-- Exercise brief --
Count every line in the entries that contains "stick". Report that count alone.

──────────

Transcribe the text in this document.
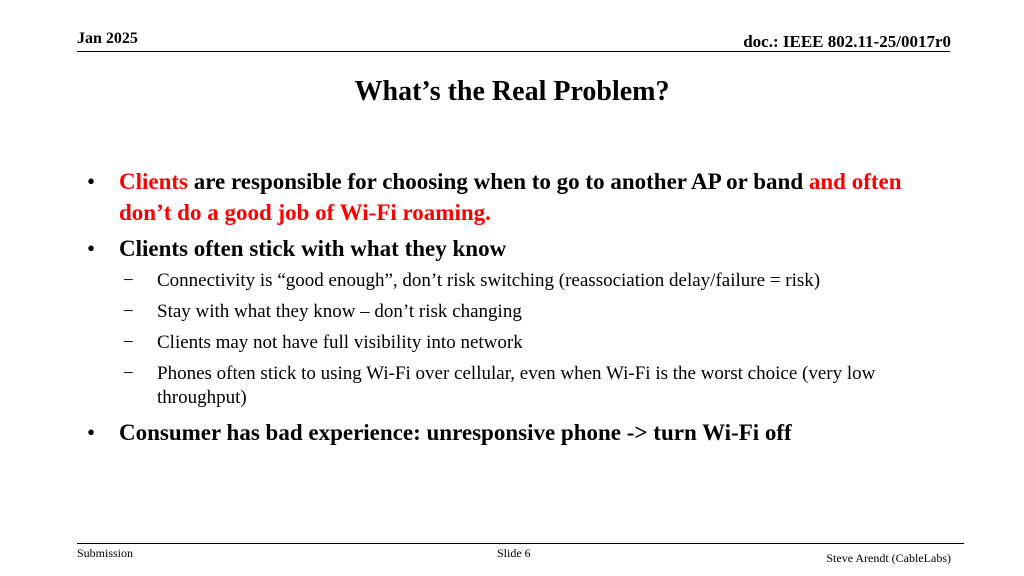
Jan 2025	doc.: IEEE 802.11-25/0017r0
What’s the Real Problem?
• Clients are responsible for choosing when to go to another AP or band and often don’t do a good job of Wi-Fi roaming.
• Clients often stick with what they know
− Connectivity is “good enough”, don’t risk switching (reassociation delay/failure = risk)
− Stay with what they know – don’t risk changing
− Clients may not have full visibility into network
− Phones often stick to using Wi-Fi over cellular, even when Wi-Fi is the worst choice (very low throughput)
• Consumer has bad experience: unresponsive phone -> turn Wi-Fi off
Submission	Slide 6	Steve Arendt (CableLabs)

──────────

-- Reply to the exercise --
2